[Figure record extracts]
□ □ □

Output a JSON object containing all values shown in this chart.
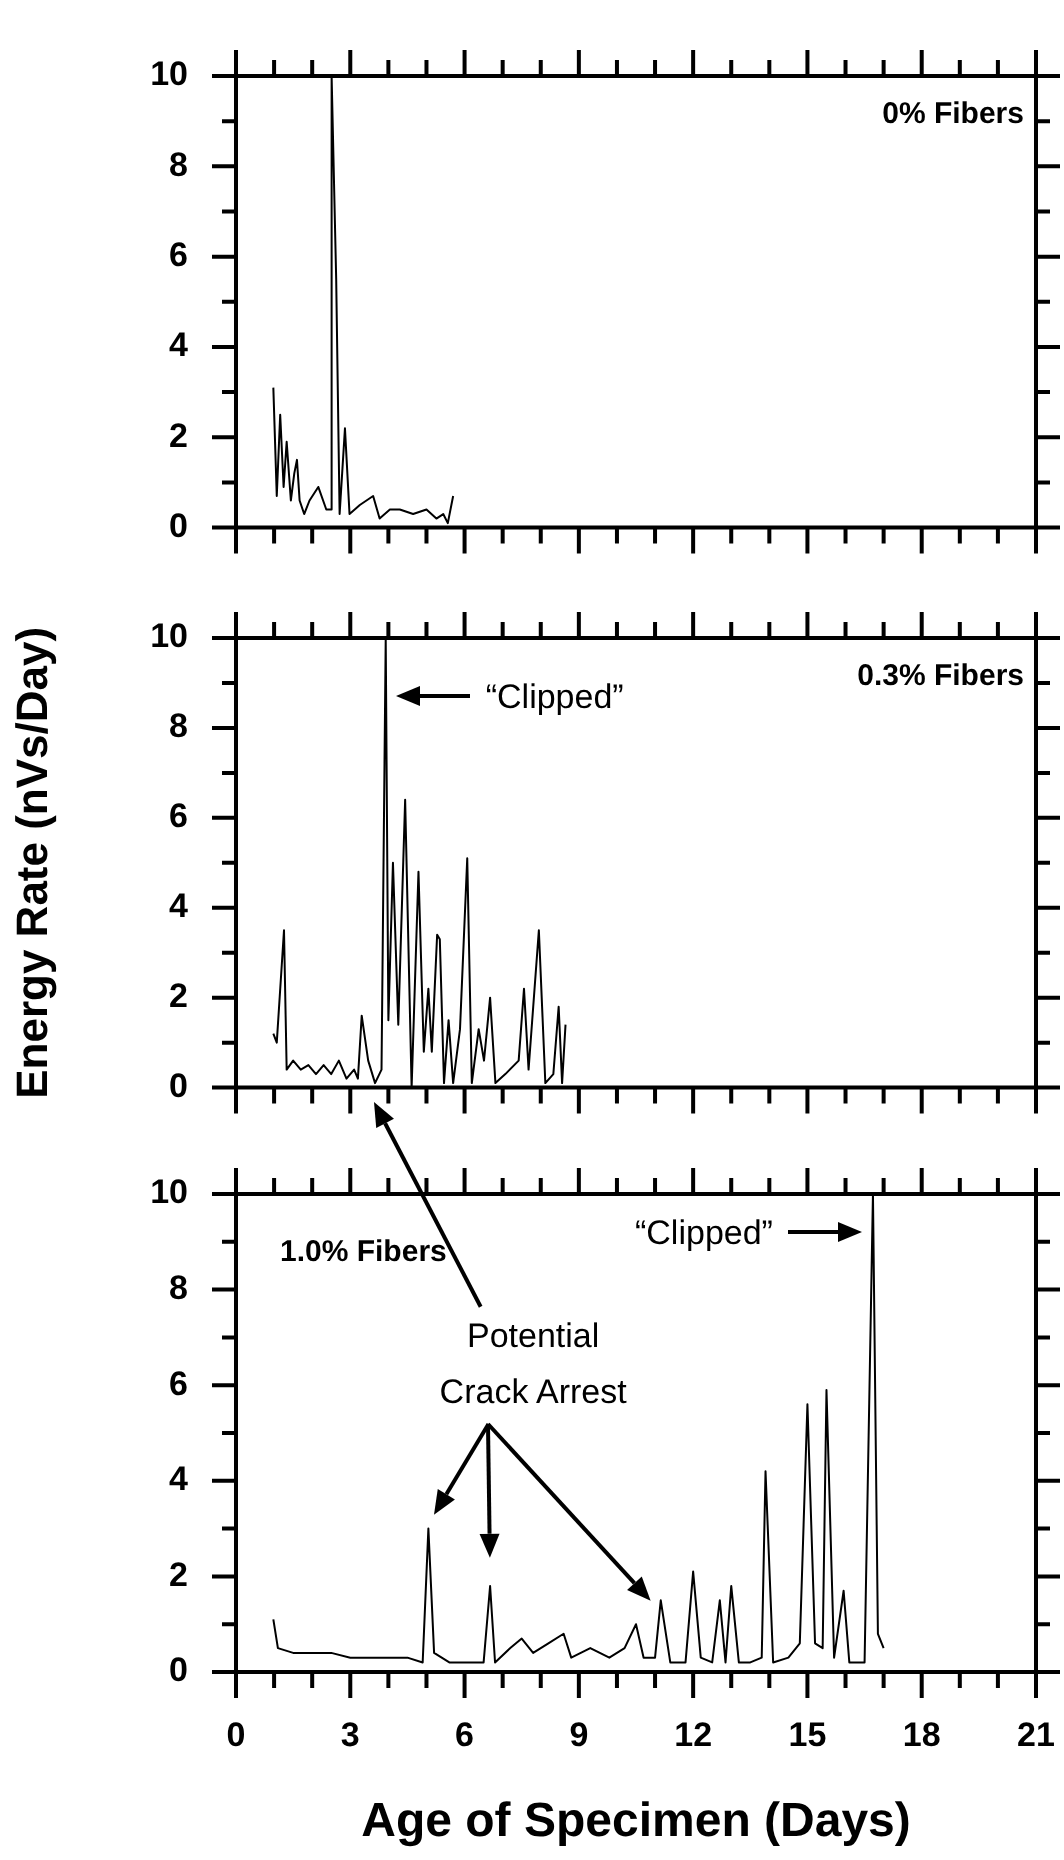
{
  "chart_data": [
    {
      "type": "line",
      "title": "0% Fibers",
      "color": "#000000",
      "marker": "none",
      "line_style": "solid",
      "tick_labels": "y",
      "x": [
        0.98,
        1.07,
        1.16,
        1.25,
        1.33,
        1.44,
        1.53,
        1.6,
        1.67,
        1.79,
        1.93,
        2.16,
        2.37,
        2.47,
        2.51,
        2.63,
        2.72,
        2.86,
        2.98,
        3.25,
        3.6,
        3.77,
        4.04,
        4.3,
        4.65,
        5.0,
        5.26,
        5.44,
        5.56,
        5.7
      ],
      "values": [
        3.1,
        0.7,
        2.5,
        0.9,
        1.9,
        0.6,
        1.2,
        1.5,
        0.6,
        0.3,
        0.6,
        0.9,
        0.4,
        0.4,
        10,
        5.5,
        0.3,
        2.2,
        0.3,
        0.5,
        0.7,
        0.2,
        0.4,
        0.4,
        0.3,
        0.4,
        0.2,
        0.3,
        0.1,
        0.7
      ],
      "xlim": [
        0,
        21
      ],
      "xticks": [
        0,
        {
          "value": 1,
          "label": null
        },
        {
          "value": 2,
          "label": null
        },
        3,
        {
          "value": 4,
          "label": null
        },
        {
          "value": 5,
          "label": null
        },
        6,
        {
          "value": 7,
          "label": null
        },
        {
          "value": 8,
          "label": null
        },
        9,
        {
          "value": 10,
          "label": null
        },
        {
          "value": 11,
          "label": null
        },
        12,
        {
          "value": 13,
          "label": null
        },
        {
          "value": 14,
          "label": null
        },
        15,
        {
          "value": 16,
          "label": null
        },
        {
          "value": 17,
          "label": null
        },
        18,
        {
          "value": 19,
          "label": null
        },
        {
          "value": 20,
          "label": null
        },
        21
      ],
      "ylim": [
        0,
        10
      ],
      "yticks": [
        0,
        {
          "value": 1,
          "label": null
        },
        2,
        {
          "value": 3,
          "label": null
        },
        4,
        {
          "value": 5,
          "label": null
        },
        6,
        {
          "value": 7,
          "label": null
        },
        8,
        {
          "value": 9,
          "label": null
        },
        10
      ]
    },
    {
      "type": "line",
      "title": "0.3% Fibers",
      "ylabel": "Energy Rate (nVs/Day)",
      "color": "#000000",
      "marker": "none",
      "line_style": "solid",
      "tick_labels": "y",
      "x": [
        0.98,
        1.07,
        1.26,
        1.33,
        1.5,
        1.7,
        1.9,
        2.1,
        2.3,
        2.5,
        2.7,
        2.9,
        3.1,
        3.2,
        3.3,
        3.47,
        3.65,
        3.82,
        3.93,
        4.0,
        4.12,
        4.26,
        4.44,
        4.61,
        4.79,
        4.93,
        5.05,
        5.14,
        5.28,
        5.35,
        5.46,
        5.58,
        5.7,
        5.88,
        6.07,
        6.19,
        6.37,
        6.51,
        6.67,
        6.81,
        7.07,
        7.42,
        7.56,
        7.68,
        7.95,
        8.12,
        8.33,
        8.47,
        8.56,
        8.65
      ],
      "values": [
        1.2,
        1.0,
        3.5,
        0.4,
        0.6,
        0.4,
        0.5,
        0.3,
        0.5,
        0.3,
        0.6,
        0.2,
        0.4,
        0.2,
        1.6,
        0.6,
        0.1,
        0.4,
        10,
        1.5,
        5.0,
        1.4,
        6.4,
        0.0,
        4.8,
        0.8,
        2.2,
        0.8,
        3.4,
        3.3,
        0.1,
        1.5,
        0.1,
        1.3,
        5.1,
        0.1,
        1.3,
        0.6,
        2.0,
        0.1,
        0.3,
        0.6,
        2.2,
        0.4,
        3.5,
        0.1,
        0.3,
        1.8,
        0.1,
        1.4
      ],
      "annotations": [
        {
          "text": "“Clipped”",
          "x": 3.93,
          "y": 8.7
        }
      ],
      "xlim": [
        0,
        21
      ],
      "xticks": [
        0,
        {
          "value": 1,
          "label": null
        },
        {
          "value": 2,
          "label": null
        },
        3,
        {
          "value": 4,
          "label": null
        },
        {
          "value": 5,
          "label": null
        },
        6,
        {
          "value": 7,
          "label": null
        },
        {
          "value": 8,
          "label": null
        },
        9,
        {
          "value": 10,
          "label": null
        },
        {
          "value": 11,
          "label": null
        },
        12,
        {
          "value": 13,
          "label": null
        },
        {
          "value": 14,
          "label": null
        },
        15,
        {
          "value": 16,
          "label": null
        },
        {
          "value": 17,
          "label": null
        },
        18,
        {
          "value": 19,
          "label": null
        },
        {
          "value": 20,
          "label": null
        },
        21
      ],
      "ylim": [
        0,
        10
      ],
      "yticks": [
        0,
        {
          "value": 1,
          "label": null
        },
        2,
        {
          "value": 3,
          "label": null
        },
        4,
        {
          "value": 5,
          "label": null
        },
        6,
        {
          "value": 7,
          "label": null
        },
        8,
        {
          "value": 9,
          "label": null
        },
        10
      ]
    },
    {
      "type": "line",
      "title": "1.0% Fibers",
      "xlabel": "Age of Specimen (Days)",
      "color": "#000000",
      "marker": "none",
      "line_style": "solid",
      "x": [
        0.98,
        1.1,
        1.5,
        2,
        2.5,
        3,
        3.5,
        4,
        4.5,
        4.9,
        5.05,
        5.2,
        5.6,
        6,
        6.5,
        6.67,
        6.8,
        7.2,
        7.5,
        7.8,
        8.2,
        8.6,
        8.8,
        9.3,
        9.8,
        10.2,
        10.5,
        10.7,
        11.0,
        11.15,
        11.4,
        11.8,
        12.0,
        12.2,
        12.5,
        12.7,
        12.85,
        13.0,
        13.2,
        13.5,
        13.8,
        13.9,
        14.1,
        14.5,
        14.8,
        15.0,
        15.2,
        15.4,
        15.5,
        15.7,
        15.95,
        16.1,
        16.5,
        16.72,
        16.85,
        17.0
      ],
      "values": [
        1.1,
        0.5,
        0.4,
        0.4,
        0.4,
        0.3,
        0.3,
        0.3,
        0.3,
        0.2,
        3.0,
        0.4,
        0.2,
        0.2,
        0.2,
        1.8,
        0.2,
        0.5,
        0.7,
        0.4,
        0.6,
        0.8,
        0.3,
        0.5,
        0.3,
        0.5,
        1.0,
        0.3,
        0.3,
        1.5,
        0.2,
        0.2,
        2.1,
        0.3,
        0.2,
        1.5,
        0.2,
        1.8,
        0.2,
        0.2,
        0.3,
        4.2,
        0.2,
        0.3,
        0.6,
        5.6,
        0.6,
        0.5,
        5.9,
        0.3,
        1.7,
        0.2,
        0.2,
        10,
        0.8,
        0.5
      ],
      "annotations": [
        {
          "text": "“Clipped”",
          "x": 16.72,
          "y": 9.2
        },
        "Potential Crack Arrest"
      ],
      "xlim": [
        0,
        21
      ],
      "xticks": [
        0,
        {
          "value": 1,
          "label": null
        },
        {
          "value": 2,
          "label": null
        },
        3,
        {
          "value": 4,
          "label": null
        },
        {
          "value": 5,
          "label": null
        },
        6,
        {
          "value": 7,
          "label": null
        },
        {
          "value": 8,
          "label": null
        },
        9,
        {
          "value": 10,
          "label": null
        },
        {
          "value": 11,
          "label": null
        },
        12,
        {
          "value": 13,
          "label": null
        },
        {
          "value": 14,
          "label": null
        },
        15,
        {
          "value": 16,
          "label": null
        },
        {
          "value": 17,
          "label": null
        },
        18,
        {
          "value": 19,
          "label": null
        },
        {
          "value": 20,
          "label": null
        },
        21
      ],
      "ylim": [
        0,
        10
      ],
      "yticks": [
        0,
        {
          "value": 1,
          "label": null
        },
        2,
        {
          "value": 3,
          "label": null
        },
        4,
        {
          "value": 5,
          "label": null
        },
        6,
        {
          "value": 7,
          "label": null
        },
        8,
        {
          "value": 9,
          "label": null
        },
        10
      ]
    }
  ]
}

□ □ □

> **WRITTEN PROBLEM**
In the listing above, locate each line with "Fibers" and copy it.

> **WRITTEN SOLUTION**
      "title": "0% Fibers",
      "title": "0.3% Fibers",
      "title": "1.0% Fibers",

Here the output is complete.